Given request. Set out each line from the following listing that includes the word "patchwork".

Entries supplied.
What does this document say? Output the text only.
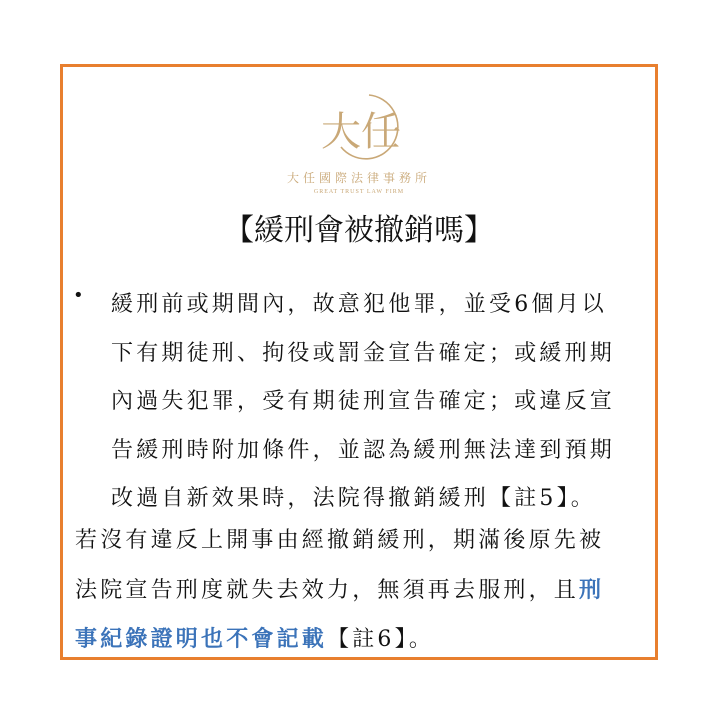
大任
大任國際法律事務所
GREAT TRUST LAW FIRM
【緩刑會被撤銷嗎】
• 緩刑前或期間內，故意犯他罪，並受6個月以
下有期徒刑、拘役或罰金宣告確定；或緩刑期
內過失犯罪，受有期徒刑宣告確定；或違反宣
告緩刑時附加條件，並認為緩刑無法達到預期
改過自新效果時，法院得撤銷緩刑【註5】。
若沒有違反上開事由經撤銷緩刑，期滿後原先被
法院宣告刑度就失去效力，無須再去服刑，且刑
事紀錄證明也不會記載【註6】。
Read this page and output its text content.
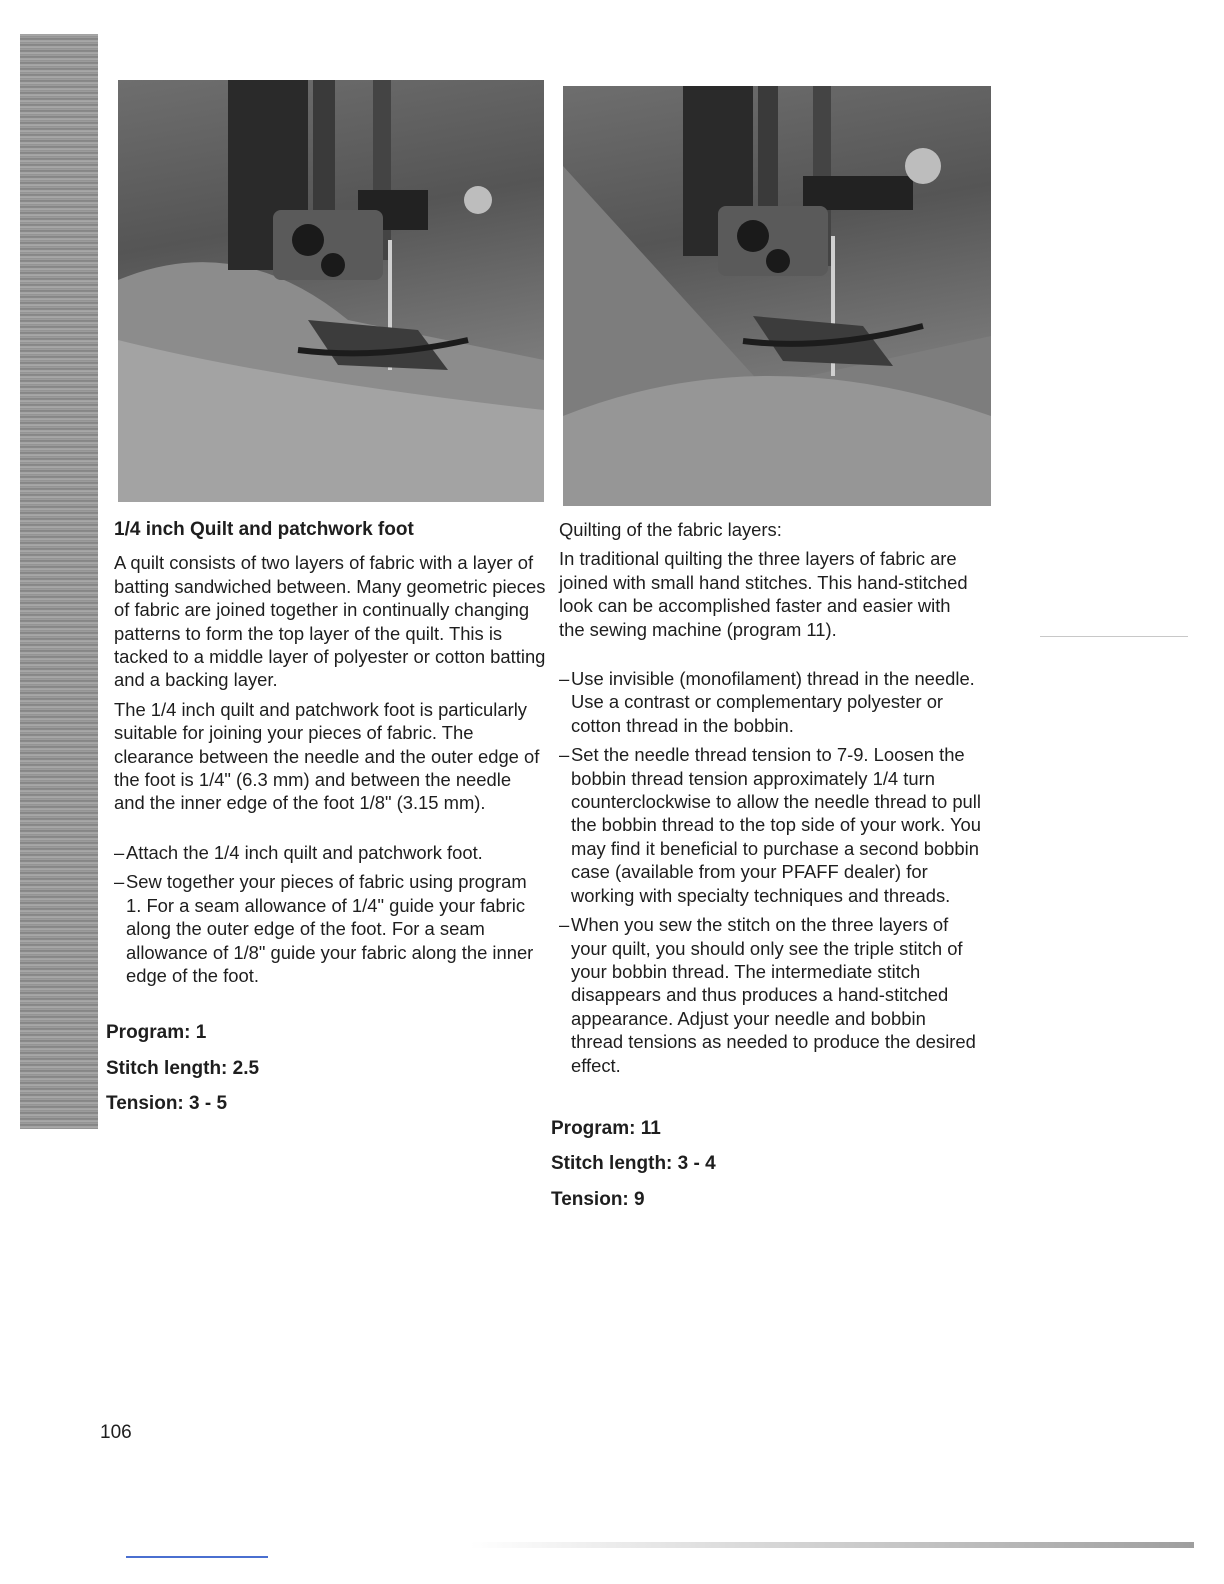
1/4 inch Quilt and patchwork foot

A quilt consists of two layers of fabric with a layer of batting sandwiched between. Many geometric pieces of fabric are joined together in continually changing patterns to form the top layer of the quilt. This is tacked to a middle layer of polyester or cotton batting and a backing layer.

The 1/4 inch quilt and patchwork foot is particularly suitable for joining your pieces of fabric. The clearance between the needle and the outer edge of the foot is 1/4" (6.3 mm) and between the needle and the inner edge of the foot 1/8" (3.15 mm).

– Attach the 1/4 inch quilt and patchwork foot.
– Sew together your pieces of fabric using program 1. For a seam allowance of 1/4" guide your fabric along the outer edge of the foot. For a seam allowance of 1/8" guide your fabric along the inner edge of the foot.
Program: 1
Stitch length: 2.5
Tension: 3 - 5

Quilting of the fabric layers:

In traditional quilting the three layers of fabric are joined with small hand stitches. This hand-stitched look can be accomplished faster and easier with the sewing machine (program 11).

– Use invisible (monofilament) thread in the needle. Use a contrast or complementary polyester or cotton thread in the bobbin.
– Set the needle thread tension to 7-9. Loosen the bobbin thread tension approximately 1/4 turn counterclockwise to allow the needle thread to pull the bobbin thread to the top side of your work. You may find it beneficial to purchase a second bobbin case (available from your PFAFF dealer) for working with specialty techniques and threads.
– When you sew the stitch on the three layers of your quilt, you should only see the triple stitch of your bobbin thread. The intermediate stitch disappears and thus produces a hand-stitched appearance. Adjust your needle and bobbin thread tensions as needed to produce the desired effect.
Program: 11
Stitch length: 3 - 4
Tension: 9
106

Output for this exercise.
1/4 inch Quilt and patchwork foot
The 1/4 inch quilt and patchwork foot is particularly suitable for joining your pieces of fabric. The clearance between the needle and the outer edge of the foot is 1/4" (6.3 mm) and between the needle and the inner edge of the foot 1/8" (3.15 mm).
– Attach the 1/4 inch quilt and patchwork foot.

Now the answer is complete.